** Start DATA EXCERPTS **

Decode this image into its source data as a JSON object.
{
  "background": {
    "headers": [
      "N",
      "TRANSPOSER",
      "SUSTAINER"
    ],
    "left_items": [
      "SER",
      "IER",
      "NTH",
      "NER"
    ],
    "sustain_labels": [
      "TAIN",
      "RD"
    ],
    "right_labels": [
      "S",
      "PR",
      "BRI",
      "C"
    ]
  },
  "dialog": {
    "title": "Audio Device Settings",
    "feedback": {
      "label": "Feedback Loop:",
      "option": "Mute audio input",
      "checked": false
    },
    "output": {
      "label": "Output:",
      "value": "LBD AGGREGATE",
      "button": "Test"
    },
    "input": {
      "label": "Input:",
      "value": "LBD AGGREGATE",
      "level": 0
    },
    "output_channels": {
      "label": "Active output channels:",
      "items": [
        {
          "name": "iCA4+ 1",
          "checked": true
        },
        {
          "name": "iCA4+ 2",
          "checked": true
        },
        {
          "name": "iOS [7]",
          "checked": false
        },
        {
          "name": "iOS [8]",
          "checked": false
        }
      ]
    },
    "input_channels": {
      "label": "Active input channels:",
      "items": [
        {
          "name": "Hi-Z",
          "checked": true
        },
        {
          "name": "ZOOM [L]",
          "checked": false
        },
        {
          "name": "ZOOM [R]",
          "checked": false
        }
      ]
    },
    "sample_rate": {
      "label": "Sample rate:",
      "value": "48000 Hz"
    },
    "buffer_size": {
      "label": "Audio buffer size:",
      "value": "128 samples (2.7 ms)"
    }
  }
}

** End DATA EXCERPTS **

#### [GIVEN TASK]
Copy out the full material exactly as it appears.

#### [WRITTEN SOLUTION]
Decode this image into its source data as a JSON object.
{
  "background": {
    "headers": [
      "N",
      "TRANSPOSER",
      "SUSTAINER"
    ],
    "left_items": [
      "SER",
      "IER",
      "NTH",
      "NER"
    ],
    "sustain_labels": [
      "TAIN",
      "RD"
    ],
    "right_labels": [
      "S",
      "PR",
      "BRI",
      "C"
    ]
  },
  "dialog": {
    "title": "Audio Device Settings",
    "feedback": {
      "label": "Feedback Loop:",
      "option": "Mute audio input",
      "checked": false
    },
    "output": {
      "label": "Output:",
      "value": "LBD AGGREGATE",
      "button": "Test"
    },
    "input": {
      "label": "Input:",
      "value": "LBD AGGREGATE",
      "level": 0
    },
    "output_channels": {
      "label": "Active output channels:",
      "items": [
        {
          "name": "iCA4+ 1",
          "checked": true
        },
        {
          "name": "iCA4+ 2",
          "checked": true
        },
        {
          "name": "iOS [7]",
          "checked": false
        },
        {
          "name": "iOS [8]",
          "checked": false
        }
      ]
    },
    "input_channels": {
      "label": "Active input channels:",
      "items": [
        {
          "name": "Hi-Z",
          "checked": true
        },
        {
          "name": "ZOOM [L]",
          "checked": false
        },
        {
          "name": "ZOOM [R]",
          "checked": false
        }
      ]
    },
    "sample_rate": {
      "label": "Sample rate:",
      "value": "48000 Hz"
    },
    "buffer_size": {
      "label": "Audio buffer size:",
      "value": "128 samples (2.7 ms)"
    }
  }
}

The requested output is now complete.